TASK STATEMENT:
Below are entries to be transcribed exactly; exclude the pictures from the copy.

[Data items]
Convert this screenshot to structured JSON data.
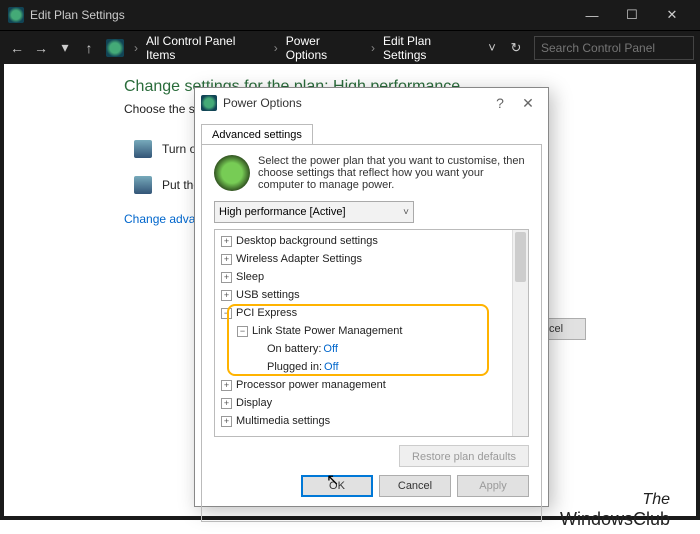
{
  "window": {
    "title": "Edit Plan Settings",
    "controls": {
      "min": "—",
      "max": "☐",
      "close": "✕"
    }
  },
  "toolbar": {
    "nav": {
      "back": "←",
      "fwd": "→",
      "hist": "▾",
      "up": "↑"
    },
    "crumbs": {
      "sep_first": "›",
      "c1": "All Control Panel Items",
      "c2": "Power Options",
      "c3": "Edit Plan Settings",
      "sep": "›"
    },
    "refresh": "↻",
    "dropdown": "˅",
    "search_placeholder": "Search Control Panel"
  },
  "page": {
    "heading": "Change settings for the plan: High performance",
    "subtext": "Choose the sleep and d",
    "opt1": "Turn off the display",
    "opt2": "Put the computer t",
    "link": "Change advanced pow",
    "bg_cancel": "Cancel"
  },
  "dialog": {
    "title": "Power Options",
    "help": "?",
    "close": "✕",
    "tab": "Advanced settings",
    "blurb": "Select the power plan that you want to customise, then choose settings that reflect how you want your computer to manage power.",
    "plan_dd": "High performance [Active]",
    "tree": {
      "plus": "+",
      "minus": "−",
      "n1": "Desktop background settings",
      "n2": "Wireless Adapter Settings",
      "n3": "Sleep",
      "n4": "USB settings",
      "n5": "PCI Express",
      "n5a": "Link State Power Management",
      "n5a1_k": "On battery:",
      "n5a1_v": "Off",
      "n5a2_k": "Plugged in:",
      "n5a2_v": "Off",
      "n6": "Processor power management",
      "n7": "Display",
      "n8": "Multimedia settings"
    },
    "restore": "Restore plan defaults",
    "ok": "OK",
    "cancel": "Cancel",
    "apply": "Apply"
  },
  "watermark": {
    "l1": "The",
    "l2": "WindowsClub"
  }
}
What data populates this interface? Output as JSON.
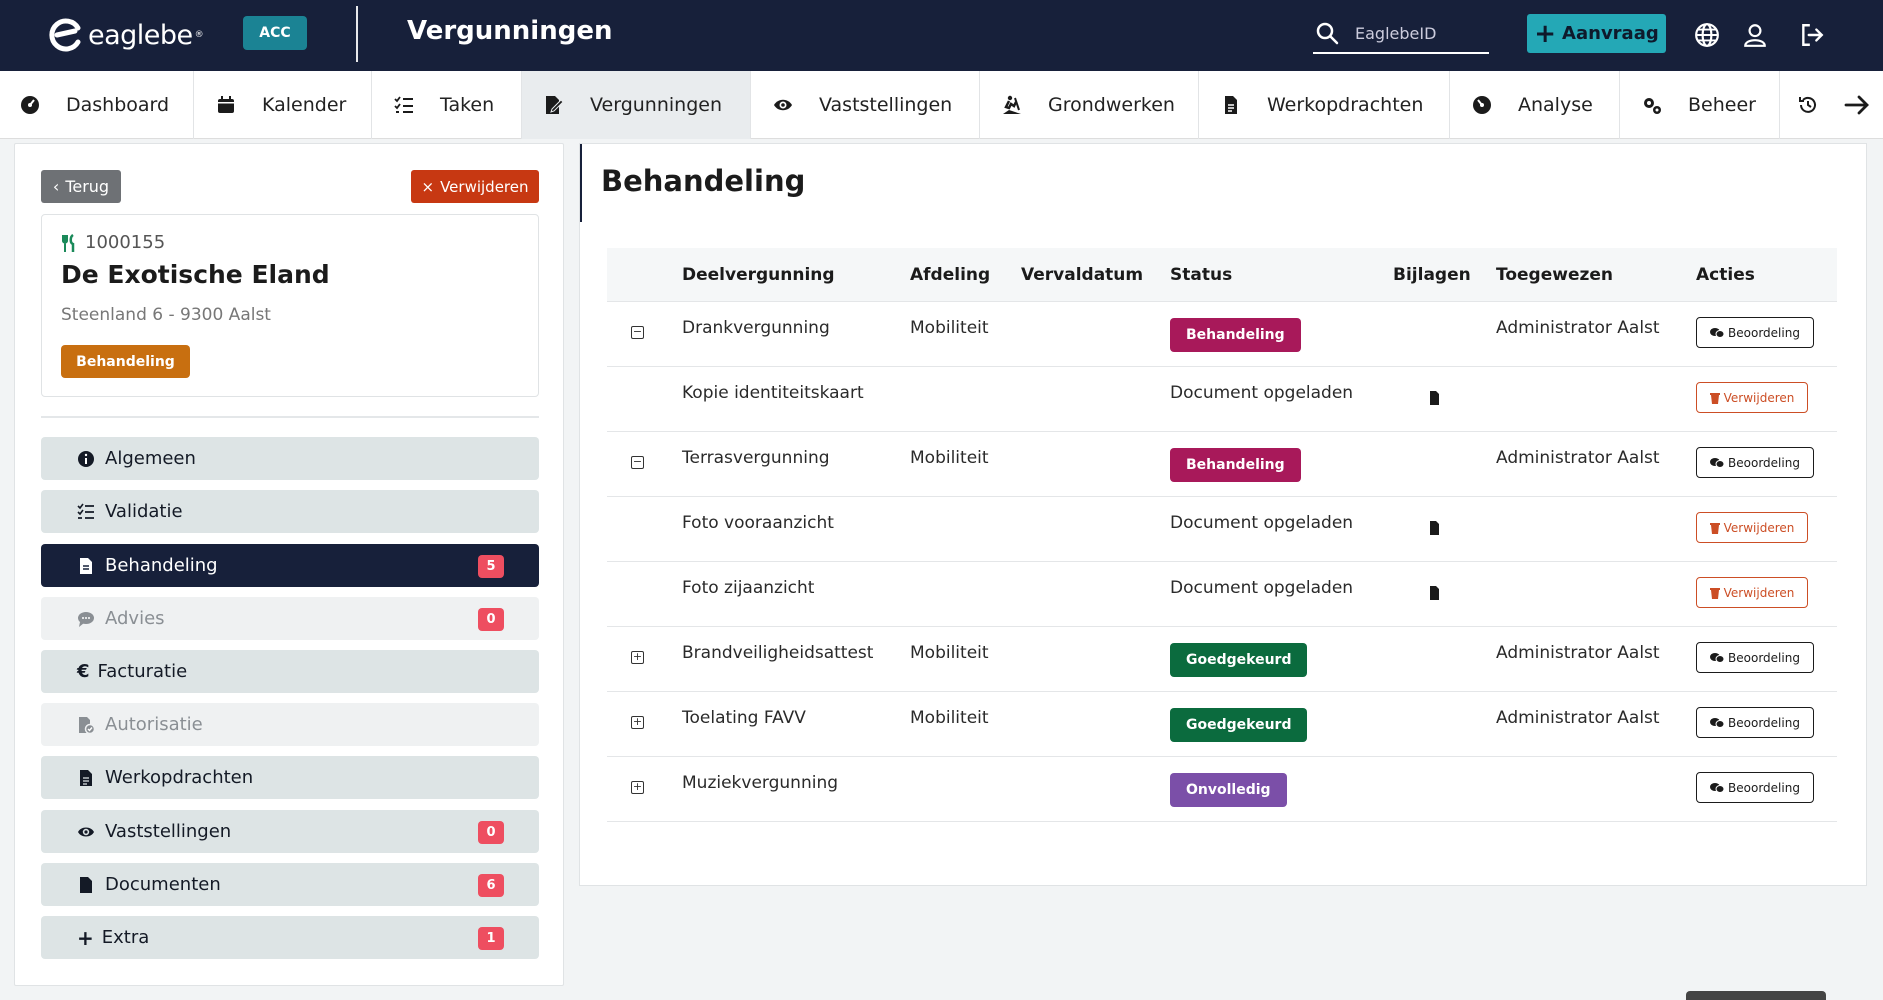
{
  "topbar": {
    "brand": "eaglebe",
    "brand_tm": "®",
    "env_badge": "ACC",
    "page_title": "Vergunningen",
    "search_placeholder": "EaglebeID",
    "new_request_label": "Aanvraag",
    "colors": {
      "background": "#17203a",
      "accent": "#24a8b6",
      "env": "#1b8394"
    }
  },
  "nav": {
    "items": [
      {
        "label": "Dashboard",
        "icon": "dashboard-icon"
      },
      {
        "label": "Kalender",
        "icon": "calendar-icon"
      },
      {
        "label": "Taken",
        "icon": "tasks-icon"
      },
      {
        "label": "Vergunningen",
        "icon": "permit-icon",
        "active": true
      },
      {
        "label": "Vaststellingen",
        "icon": "eye-icon"
      },
      {
        "label": "Grondwerken",
        "icon": "digging-icon"
      },
      {
        "label": "Werkopdrachten",
        "icon": "file-icon"
      },
      {
        "label": "Analyse",
        "icon": "chart-icon"
      },
      {
        "label": "Beheer",
        "icon": "gears-icon"
      }
    ]
  },
  "left": {
    "back_label": "Terug",
    "delete_label": "Verwijderen",
    "card": {
      "id": "1000155",
      "name": "De Exotische Eland",
      "address": "Steenland 6 - 9300 Aalst",
      "status": "Behandeling",
      "status_color": "#c86f10"
    },
    "menu": [
      {
        "label": "Algemeen",
        "icon": "info-icon",
        "count": null,
        "state": "normal"
      },
      {
        "label": "Validatie",
        "icon": "checklist-icon",
        "count": null,
        "state": "normal"
      },
      {
        "label": "Behandeling",
        "icon": "file-icon",
        "count": "5",
        "state": "active"
      },
      {
        "label": "Advies",
        "icon": "comments-icon",
        "count": "0",
        "state": "muted"
      },
      {
        "label": "Facturatie",
        "icon": "euro-icon",
        "count": null,
        "state": "normal"
      },
      {
        "label": "Autorisatie",
        "icon": "file-check-icon",
        "count": null,
        "state": "muted"
      },
      {
        "label": "Werkopdrachten",
        "icon": "file-icon",
        "count": null,
        "state": "normal"
      },
      {
        "label": "Vaststellingen",
        "icon": "eye-icon",
        "count": "0",
        "state": "normal"
      },
      {
        "label": "Documenten",
        "icon": "file-icon",
        "count": "6",
        "state": "normal"
      },
      {
        "label": "Extra",
        "icon": "plus-icon",
        "count": "1",
        "state": "normal"
      }
    ]
  },
  "main": {
    "title": "Behandeling",
    "columns": [
      "Deelvergunning",
      "Afdeling",
      "Vervaldatum",
      "Status",
      "Bijlagen",
      "Toegewezen",
      "Acties"
    ],
    "rows": [
      {
        "type": "permit",
        "toggle": "−",
        "name": "Drankvergunning",
        "dept": "Mobiliteit",
        "due": "",
        "status": "Behandeling",
        "status_color": "#a8195a",
        "assigned": "Administrator Aalst",
        "action": "Beoordeling"
      },
      {
        "type": "doc",
        "name": "Kopie identiteitskaart",
        "status": "Document opgeladen",
        "action": "Verwijderen"
      },
      {
        "type": "permit",
        "toggle": "−",
        "name": "Terrasvergunning",
        "dept": "Mobiliteit",
        "due": "",
        "status": "Behandeling",
        "status_color": "#a8195a",
        "assigned": "Administrator Aalst",
        "action": "Beoordeling"
      },
      {
        "type": "doc",
        "name": "Foto vooraanzicht",
        "status": "Document opgeladen",
        "action": "Verwijderen"
      },
      {
        "type": "doc",
        "name": "Foto zijaanzicht",
        "status": "Document opgeladen",
        "action": "Verwijderen"
      },
      {
        "type": "permit",
        "toggle": "+",
        "name": "Brandveiligheidsattest",
        "dept": "Mobiliteit",
        "due": "",
        "status": "Goedgekeurd",
        "status_color": "#0b6b3e",
        "assigned": "Administrator Aalst",
        "action": "Beoordeling"
      },
      {
        "type": "permit",
        "toggle": "+",
        "name": "Toelating FAVV",
        "dept": "Mobiliteit",
        "due": "",
        "status": "Goedgekeurd",
        "status_color": "#0b6b3e",
        "assigned": "Administrator Aalst",
        "action": "Beoordeling"
      },
      {
        "type": "permit",
        "toggle": "+",
        "name": "Muziekvergunning",
        "dept": "",
        "due": "",
        "status": "Onvolledig",
        "status_color": "#7b4fa8",
        "assigned": "",
        "action": "Beoordeling"
      }
    ]
  }
}
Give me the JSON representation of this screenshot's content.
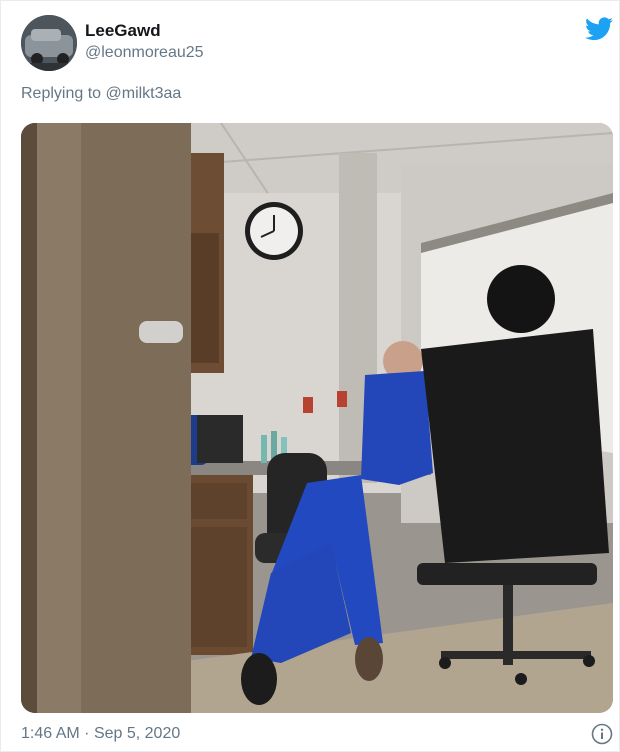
{
  "tweet": {
    "display_name": "LeeGawd",
    "handle": "@leonmoreau25",
    "replying_prefix": "Replying to",
    "replying_to": "@milkt3aa",
    "time": "1:46 AM",
    "separator": "·",
    "date": "Sep 5, 2020"
  },
  "icons": {
    "brand": "twitter-bird-icon",
    "info": "info-icon"
  },
  "colors": {
    "twitter_blue": "#1da1f2",
    "secondary_text": "#657786",
    "primary_text": "#14171a"
  }
}
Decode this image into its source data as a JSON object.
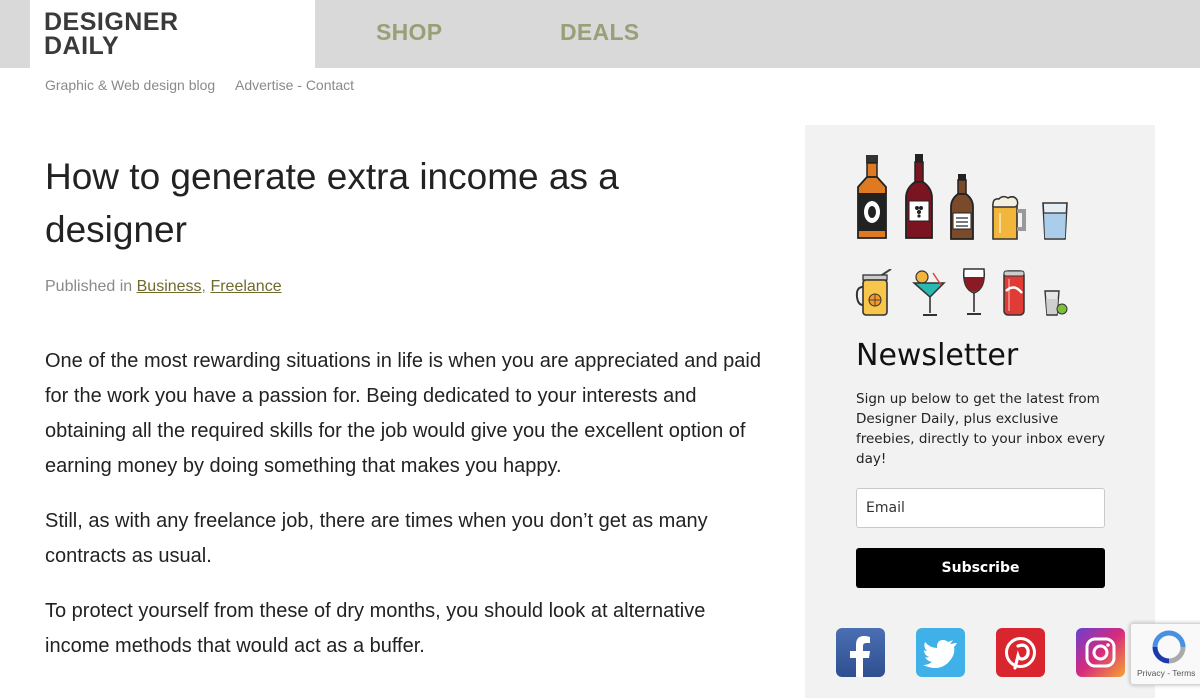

OUTPUT OF THE EXERCISE:
Convert this screenshot to structured JSON data.
{
  "window": {
    "title": "Edit Plan Settings",
    "controls": {
      "min": "—",
      "max": "☐",
      "close": "✕"
    }
  },
  "toolbar": {
    "nav": {
      "back": "←",
      "fwd": "→",
      "hist": "▾",
      "up": "↑"
    },
    "crumbs": {
      "sep_first": "›",
      "c1": "All Control Panel Items",
      "c2": "Power Options",
      "c3": "Edit Plan Settings",
      "sep": "›"
    },
    "refresh": "↻",
    "dropdown": "˅",
    "search_placeholder": "Search Control Panel"
  },
  "page": {
    "heading": "Change settings for the plan: High performance",
    "subtext": "Choose the sleep and d",
    "opt1": "Turn off the display",
    "opt2": "Put the computer t",
    "link": "Change advanced pow",
    "bg_cancel": "Cancel"
  },
  "dialog": {
    "title": "Power Options",
    "help": "?",
    "close": "✕",
    "tab": "Advanced settings",
    "blurb": "Select the power plan that you want to customise, then choose settings that reflect how you want your computer to manage power.",
    "plan_dd": "High performance [Active]",
    "tree": {
      "plus": "+",
      "minus": "−",
      "n1": "Desktop background settings",
      "n2": "Wireless Adapter Settings",
      "n3": "Sleep",
      "n4": "USB settings",
      "n5": "PCI Express",
      "n5a": "Link State Power Management",
      "n5a1_k": "On battery:",
      "n5a1_v": "Off",
      "n5a2_k": "Plugged in:",
      "n5a2_v": "Off",
      "n6": "Processor power management",
      "n7": "Display",
      "n8": "Multimedia settings"
    },
    "restore": "Restore plan defaults",
    "ok": "OK",
    "cancel": "Cancel",
    "apply": "Apply"
  },
  "watermark": {
    "l1": "The",
    "l2": "WindowsClub"
  }
}
What data populates this interface? Output as JSON.
{
  "topbar": {
    "brand": "eaglebe",
    "brand_tm": "®",
    "env_badge": "ACC",
    "page_title": "Vergunningen",
    "search_placeholder": "EaglebeID",
    "new_request_label": "Aanvraag",
    "colors": {
      "background": "#17203a",
      "accent": "#24a8b6",
      "env": "#1b8394"
    }
  },
  "nav": {
    "items": [
      {
        "label": "Dashboard",
        "icon": "dashboard-icon"
      },
      {
        "label": "Kalender",
        "icon": "calendar-icon"
      },
      {
        "label": "Taken",
        "icon": "tasks-icon"
      },
      {
        "label": "Vergunningen",
        "icon": "permit-icon",
        "active": true
      },
      {
        "label": "Vaststellingen",
        "icon": "eye-icon"
      },
      {
        "label": "Grondwerken",
        "icon": "digging-icon"
      },
      {
        "label": "Werkopdrachten",
        "icon": "file-icon"
      },
      {
        "label": "Analyse",
        "icon": "chart-icon"
      },
      {
        "label": "Beheer",
        "icon": "gears-icon"
      }
    ]
  },
  "left": {
    "back_label": "Terug",
    "delete_label": "Verwijderen",
    "card": {
      "id": "1000155",
      "name": "De Exotische Eland",
      "address": "Steenland 6 - 9300 Aalst",
      "status": "Behandeling",
      "status_color": "#c86f10"
    },
    "menu": [
      {
        "label": "Algemeen",
        "icon": "info-icon",
        "count": null,
        "state": "normal"
      },
      {
        "label": "Validatie",
        "icon": "checklist-icon",
        "count": null,
        "state": "normal"
      },
      {
        "label": "Behandeling",
        "icon": "file-icon",
        "count": "5",
        "state": "active"
      },
      {
        "label": "Advies",
        "icon": "comments-icon",
        "count": "0",
        "state": "muted"
      },
      {
        "label": "Facturatie",
        "icon": "euro-icon",
        "count": null,
        "state": "normal"
      },
      {
        "label": "Autorisatie",
        "icon": "file-check-icon",
        "count": null,
        "state": "muted"
      },
      {
        "label": "Werkopdrachten",
        "icon": "file-icon",
        "count": null,
        "state": "normal"
      },
      {
        "label": "Vaststellingen",
        "icon": "eye-icon",
        "count": "0",
        "state": "normal"
      },
      {
        "label": "Documenten",
        "icon": "file-icon",
        "count": "6",
        "state": "normal"
      },
      {
        "label": "Extra",
        "icon": "plus-icon",
        "count": "1",
        "state": "normal"
      }
    ]
  },
  "main": {
    "title": "Behandeling",
    "columns": [
      "Deelvergunning",
      "Afdeling",
      "Vervaldatum",
      "Status",
      "Bijlagen",
      "Toegewezen",
      "Acties"
    ],
    "rows": [
      {
        "type": "permit",
        "toggle": "−",
        "name": "Drankvergunning",
        "dept": "Mobiliteit",
        "due": "",
        "status": "Behandeling",
        "status_color": "#a8195a",
        "assigned": "Administrator Aalst",
        "action": "Beoordeling"
      },
      {
        "type": "doc",
        "name": "Kopie identiteitskaart",
        "status": "Document opgeladen",
        "action": "Verwijderen"
      },
      {
        "type": "permit",
        "toggle": "−",
        "name": "Terrasvergunning",
        "dept": "Mobiliteit",
        "due": "",
        "status": "Behandeling",
        "status_color": "#a8195a",
        "assigned": "Administrator Aalst",
        "action": "Beoordeling"
      },
      {
        "type": "doc",
        "name": "Foto vooraanzicht",
        "status": "Document opgeladen",
        "action": "Verwijderen"
      },
      {
        "type": "doc",
        "name": "Foto zijaanzicht",
        "status": "Document opgeladen",
        "action": "Verwijderen"
      },
      {
        "type": "permit",
        "toggle": "+",
        "name": "Brandveiligheidsattest",
        "dept": "Mobiliteit",
        "due": "",
        "status": "Goedgekeurd",
        "status_color": "#0b6b3e",
        "assigned": "Administrator Aalst",
        "action": "Beoordeling"
      },
      {
        "type": "permit",
        "toggle": "+",
        "name": "Toelating FAVV",
        "dept": "Mobiliteit",
        "due": "",
        "status": "Goedgekeurd",
        "status_color": "#0b6b3e",
        "assigned": "Administrator Aalst",
        "action": "Beoordeling"
      },
      {
        "type": "permit",
        "toggle": "+",
        "name": "Muziekvergunning",
        "dept": "",
        "due": "",
        "status": "Onvolledig",
        "status_color": "#7b4fa8",
        "assigned": "",
        "action": "Beoordeling"
      }
    ]
  }
}
Give me the JSON representation of this screenshot's content.
{
  "tweet": {
    "display_name": "LeeGawd",
    "handle": "@leonmoreau25",
    "replying_prefix": "Replying to",
    "replying_to": "@milkt3aa",
    "time": "1:46 AM",
    "separator": "·",
    "date": "Sep 5, 2020"
  },
  "icons": {
    "brand": "twitter-bird-icon",
    "info": "info-icon"
  },
  "colors": {
    "twitter_blue": "#1da1f2",
    "secondary_text": "#657786",
    "primary_text": "#14171a"
  }
}
Decode this image into its source data as a JSON object.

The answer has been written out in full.